5.2.2 Input Levels, Output Levels, and Dynamic Range

In this section, we consider how to set input and output levels properly and how these settings affect dynamic range.

When you get ready to make a digital audio recording or set sound levels for a live performance, you typically test the input level and set it so that your loudest inputs don’t clip. Clipping occurs when the sound level is beyond the maximum input or output voltage level. It manifests itself as unwanted distortion or breaks in the sound. When capturing vocals, you can set the sound levels by asking a singer to sing the loudest note he thinks he’s going to sing in the whole piece, and make sure that the level meter doesn’t hit the limit. Figure 5.21 shows this situation in a software interface. The level meter at the bottom of the figure has hit the right hand side and thus has turned red, indicating that the input level is too high and clipping has occurred. In this case, you need to turn down the input level and test again before recording an actual take. The input level can be changed by a knob on your audio interface or, in the case of some advanced interfaces with digitally controlled analog preamplifiers, by a software interface accessible through your operating system. Figure 5.22 shows the input gain knob on an audio interface.

### [Information supplied]

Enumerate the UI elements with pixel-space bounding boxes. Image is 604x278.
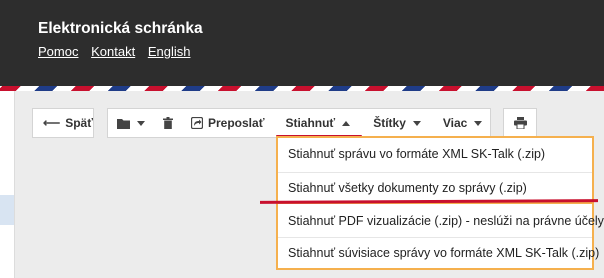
app-header: Elektronická schránka Pomoc Kontakt Engl… — [0, 0, 604, 86]
more-dropdown-button[interactable]: Viac — [432, 109, 493, 137]
menu-item-download-pdf[interactable]: Stiahnuť PDF vizualizácie (.zip) - neslú… — [288, 214, 604, 228]
forward-button-label: Preposlať — [208, 116, 265, 130]
menu-divider — [278, 172, 592, 173]
menu-item-download-xml[interactable]: Stiahnuť správu vo formáte XML SK-Talk (… — [288, 147, 545, 161]
tags-dropdown-button[interactable]: Štítky — [362, 109, 432, 137]
folder-dropdown-button[interactable] — [108, 109, 154, 137]
trash-icon — [163, 117, 173, 129]
tags-button-label: Štítky — [373, 116, 406, 130]
caret-down-icon — [474, 120, 483, 126]
app-title: Elektronická schránka — [38, 20, 203, 37]
print-button[interactable] — [504, 109, 537, 137]
more-button-label: Viac — [442, 116, 468, 130]
left-panel — [0, 91, 15, 278]
delete-button[interactable] — [154, 109, 182, 137]
caret-down-icon — [137, 120, 145, 126]
back-button-group: ⟵ Späť — [32, 108, 94, 138]
print-button-group — [503, 108, 537, 138]
caret-down-icon — [412, 120, 421, 126]
back-button[interactable]: ⟵ Späť — [33, 109, 103, 137]
message-actions-toolbar: Preposlať Stiahnuť Štítky Viac — [107, 108, 491, 138]
arrow-left-icon: ⟵ — [43, 116, 61, 130]
nav-link-pomoc[interactable]: Pomoc — [38, 44, 78, 59]
header-nav: Pomoc Kontakt English — [38, 44, 199, 59]
download-button-label: Stiahnuť — [285, 116, 336, 130]
caret-up-icon — [342, 120, 351, 126]
printer-icon — [513, 117, 527, 129]
menu-item-download-all-documents[interactable]: Stiahnuť všetky dokumenty zo správy (.zi… — [288, 181, 527, 195]
nav-link-kontakt[interactable]: Kontakt — [91, 44, 135, 59]
selected-row-highlight — [0, 195, 14, 225]
menu-item-download-related-xml[interactable]: Stiahnuť súvisiace správy vo formáte XML… — [288, 246, 599, 260]
download-dropdown-button[interactable]: Stiahnuť — [273, 109, 362, 137]
airmail-stripe — [0, 86, 604, 91]
share-icon — [191, 117, 203, 129]
menu-divider — [278, 237, 592, 238]
forward-button[interactable]: Preposlať — [182, 109, 273, 137]
folder-icon — [117, 118, 130, 129]
nav-link-english[interactable]: English — [148, 44, 191, 59]
back-button-label: Späť — [65, 116, 93, 130]
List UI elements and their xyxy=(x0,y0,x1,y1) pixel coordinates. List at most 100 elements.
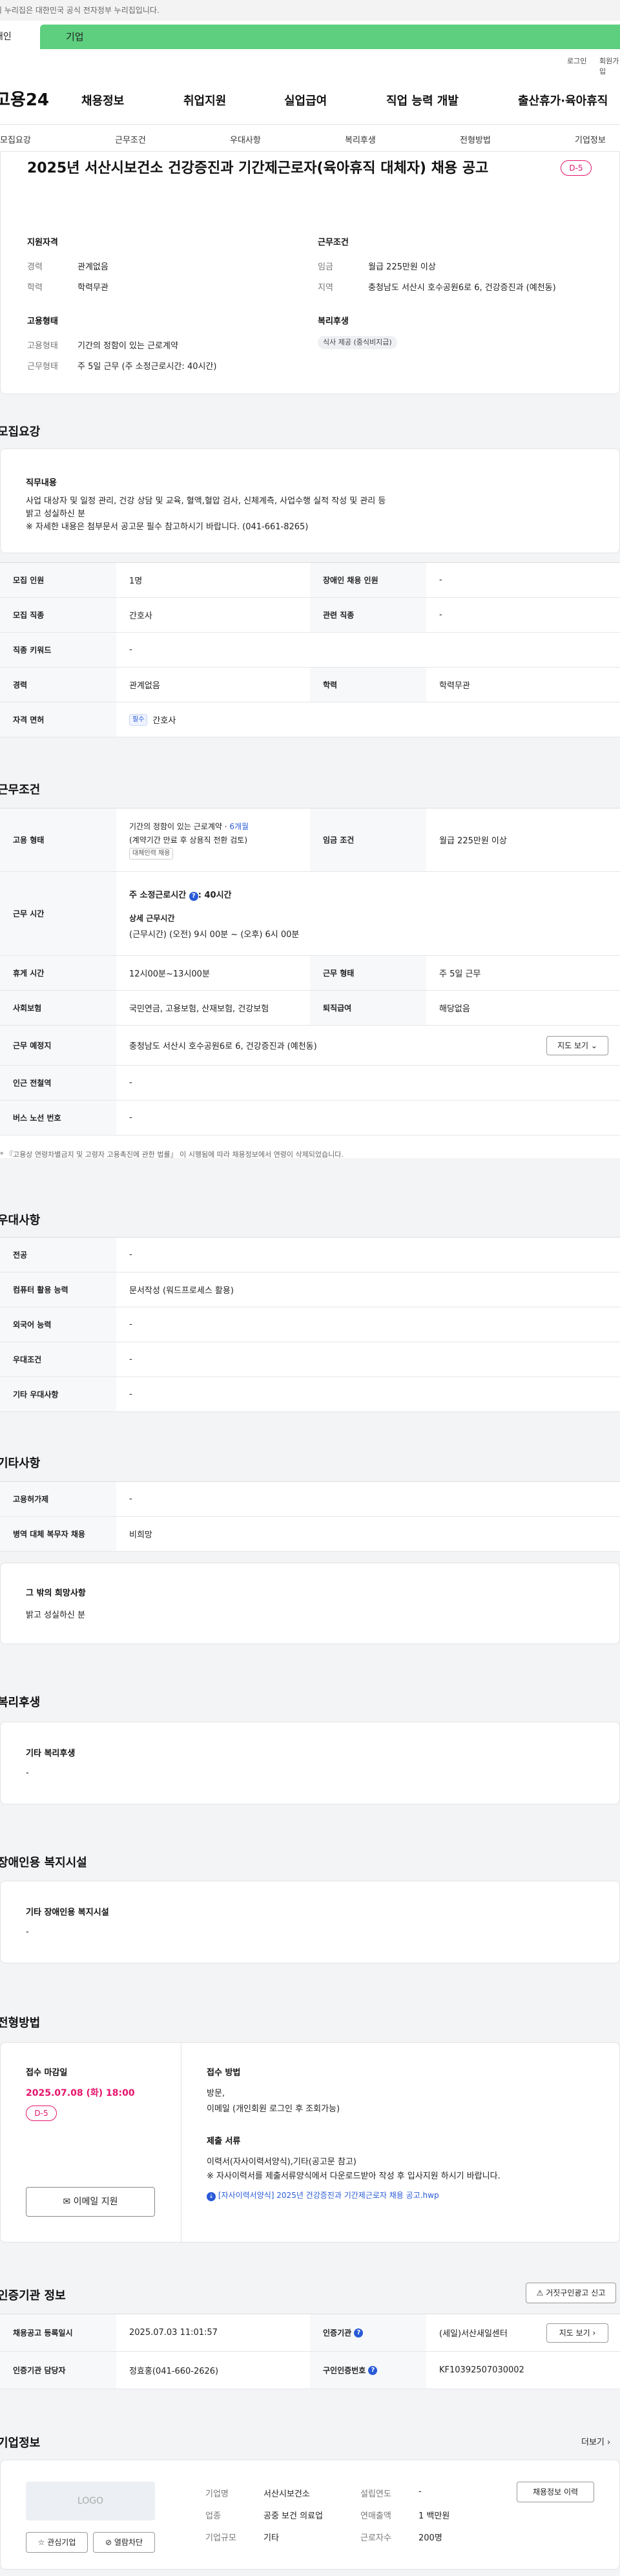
etc-table: 고용허가제 - 병역 대체 복무자 채용 비희망 xyxy=(0,1481,620,1552)
th-bus: 버스 노선 번호 xyxy=(0,1101,116,1135)
report-fake-ad-button[interactable]: ⚠ 거짓구인광고 신고 xyxy=(526,2283,616,2303)
favorite-company-button[interactable]: ☆ 관심기업 xyxy=(26,2532,88,2553)
th-cert-manager: 인증기관 담당자 xyxy=(0,2352,116,2389)
edu-label: 학력 xyxy=(27,283,43,293)
td-keyword: - xyxy=(129,645,132,655)
edu-value: 학력무관 xyxy=(78,283,108,293)
company-more-link[interactable]: 더보기 › xyxy=(581,2435,610,2447)
table-row: 자격 면허 필수 간호사 xyxy=(0,702,620,737)
gnb-vocational-training[interactable]: 직업 능력 개발 xyxy=(386,92,459,109)
email-apply-button[interactable]: ✉ 이메일 지원 xyxy=(26,2187,155,2217)
table-row: 사회보험 국민연금, 고용보험, 산재보험, 건강보험 퇴직급여 해당없음 xyxy=(0,991,620,1026)
report-label: 거짓구인광고 신고 xyxy=(546,2288,606,2297)
required-tag: 필수 xyxy=(129,713,148,726)
table-row: 근무 예정지 충청남도 서산시 호수공원6로 6, 건강증진과 (예천동) 지도… xyxy=(0,1026,620,1066)
detail-hours-label: 상세 근무시간 xyxy=(129,913,175,923)
gnb-maternity-leave[interactable]: 출산휴가·육아휴직 xyxy=(518,92,608,109)
info-icon[interactable]: ? xyxy=(354,2328,364,2338)
deadline-heading: 접수 마감일 xyxy=(26,2068,68,2078)
td-related-job: - xyxy=(439,610,442,620)
tab-personal[interactable]: 개인 xyxy=(0,25,35,49)
gnb-jobs[interactable]: 채용정보 xyxy=(81,92,124,109)
recruit-heading: 모집요강 xyxy=(0,425,41,439)
subnav-company[interactable]: 기업정보 xyxy=(575,133,606,145)
table-row: 컴퓨터 활용 능력 문서작성 (워드프로세스 활용) xyxy=(0,1272,620,1307)
job-history-button[interactable]: 채용정보 이력 xyxy=(517,2482,594,2502)
star-icon: ☆ xyxy=(37,2538,45,2547)
disabled-box-heading: 기타 장애인용 복지시설 xyxy=(26,1908,109,1917)
td-workplace: 충청남도 서산시 호수공원6로 6, 건강증진과 (예천동) xyxy=(129,1042,317,1051)
tab-company[interactable]: 기업 xyxy=(40,25,620,49)
attachment-link[interactable]: ↓ [자사이력서양식] 2025년 건강증진과 기간제근로자 채용 공고.hwp xyxy=(207,2190,439,2201)
weekly-hours-value: : 40시간 xyxy=(198,890,232,900)
welfare-heading: 복리후생 xyxy=(318,317,349,326)
td-cert-manager: 정효홍(041-660-2626) xyxy=(129,2367,219,2376)
welfare-card xyxy=(0,1722,620,1804)
cert-agency-label: 인증기관 xyxy=(323,2328,352,2338)
license-value: 간호사 xyxy=(152,716,176,726)
td-other-pref: - xyxy=(129,1389,132,1399)
company-size-label: 기업규모 xyxy=(205,2533,236,2543)
subnav-pref[interactable]: 우대사항 xyxy=(230,133,261,145)
info-icon[interactable]: ? xyxy=(368,2365,378,2375)
th-job-type: 모집 직종 xyxy=(0,598,116,632)
subnav-apply[interactable]: 전형방법 xyxy=(460,133,491,145)
th-cert-number: 구인인증번호 ? xyxy=(310,2352,426,2389)
join-link[interactable]: 회원가입 xyxy=(599,56,620,76)
duty-heading: 직무내용 xyxy=(26,478,57,488)
summary-card xyxy=(0,151,620,394)
disabled-box-text: - xyxy=(26,1927,29,1937)
age-law-note: * 『고용상 연령차별금지 및 고령자 고용촉진에 관한 법률』 이 시행됨에 … xyxy=(0,1150,344,1159)
td-major: - xyxy=(129,1250,132,1260)
th-headcount: 모집 인원 xyxy=(0,563,116,597)
welfare-section-heading: 복리후생 xyxy=(0,1696,41,1709)
table-row: 경력 관계없음 학력 학력무관 xyxy=(0,668,620,702)
gnb-employment-support[interactable]: 취업지원 xyxy=(183,92,226,109)
td-post-date: 2025.07.03 11:01:57 xyxy=(129,2328,218,2338)
table-row: 모집 인원 1명 장애인 채용 인원 - xyxy=(0,563,620,598)
td-headcount: 1명 xyxy=(129,576,143,586)
th-career: 경력 xyxy=(0,668,116,702)
login-link[interactable]: 로그인 xyxy=(567,56,586,66)
block-view-button[interactable]: ⊘ 열람차단 xyxy=(93,2532,155,2553)
founded-value: - xyxy=(418,2487,422,2497)
work-form-label: 근무형태 xyxy=(27,362,58,372)
hope-heading: 그 밖의 희망사항 xyxy=(26,1589,86,1598)
hope-text: 밝고 성실하신 분 xyxy=(26,1610,85,1620)
company-name-label: 기업명 xyxy=(205,2489,229,2499)
chevron-right-icon: › xyxy=(607,2438,611,2447)
th-computer: 컴퓨터 활용 능력 xyxy=(0,1272,116,1307)
work-form-value: 주 5일 근무 (주 소정근로시간: 40시간) xyxy=(78,362,217,372)
recruit-table: 모집 인원 1명 장애인 채용 인원 - 모집 직종 간호사 관련 직종 - 직… xyxy=(0,562,620,737)
info-icon[interactable]: ? xyxy=(189,891,198,901)
th-workplace: 근무 예정지 xyxy=(0,1026,116,1065)
td-emp-type: 기간의 정함이 있는 근로계약 · 6개월 (계약기간 만료 후 상용직 전환 … xyxy=(116,808,310,871)
map-button[interactable]: 지도 보기 ⌄ xyxy=(546,1036,608,1055)
wage-label: 임금 xyxy=(318,262,333,272)
th-keyword: 직종 키워드 xyxy=(0,633,116,667)
td-career: 관계없음 xyxy=(129,681,160,691)
th-edu: 학력 xyxy=(310,668,426,702)
site-logo[interactable]: 고용24 xyxy=(0,87,49,111)
method-heading: 접수 방법 xyxy=(207,2068,241,2078)
th-military: 병역 대체 복무자 채용 xyxy=(0,1517,116,1551)
emp-period: 6개월 xyxy=(229,821,249,831)
td-edu: 학력무관 xyxy=(439,681,470,691)
th-subway: 인근 전철역 xyxy=(0,1066,116,1100)
duty-text-1: 사업 대상자 및 일정 관리, 건강 상담 및 교육, 혈액,혈압 검사, 신체… xyxy=(26,496,386,506)
email-apply-label: 이메일 지원 xyxy=(73,2197,118,2207)
th-emp-type: 고용 형태 xyxy=(0,808,116,871)
table-row: 버스 노선 번호 - xyxy=(0,1101,620,1135)
subnav-welfare[interactable]: 복리후생 xyxy=(345,133,376,145)
apply-dday-badge: D-5 xyxy=(26,2106,57,2121)
cert-map-button[interactable]: 지도 보기 › xyxy=(546,2323,608,2343)
table-row: 인근 전철역 - xyxy=(0,1066,620,1101)
cert-table: 채용공고 등록일시 2025.07.03 11:01:57 인증기관 ? (세일… xyxy=(0,2314,620,2389)
subnav-recruit[interactable]: 모집요강 xyxy=(0,133,31,145)
duty-text-3: ※ 자세한 내용은 첨부문서 공고문 필수 참고하시기 바랍니다. (041-6… xyxy=(26,522,309,532)
gnb-unemployment-benefit[interactable]: 실업급여 xyxy=(284,92,327,109)
th-work-time: 근무 시간 xyxy=(0,872,116,955)
td-subway: - xyxy=(129,1078,132,1088)
th-language: 외국어 능력 xyxy=(0,1307,116,1342)
subnav-work[interactable]: 근무조건 xyxy=(115,133,146,145)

### [Work to complete]
Summarize the section on input levels, output levels, and dynamic range in two sentences. The items come from a different source than the text on input and output levels.

### [Correct output]
Before a digital recording or a live performance, you test the input level and set it so the loudest inputs don't clip, since clipping occurs when sound goes beyond the maximum voltage level and shows up as distortion or breaks in the sound. If the level meter hits its limit and turns red, you turn down the input level with a knob on the audio interface or, on some advanced interfaces, through software, then test again before recording a take.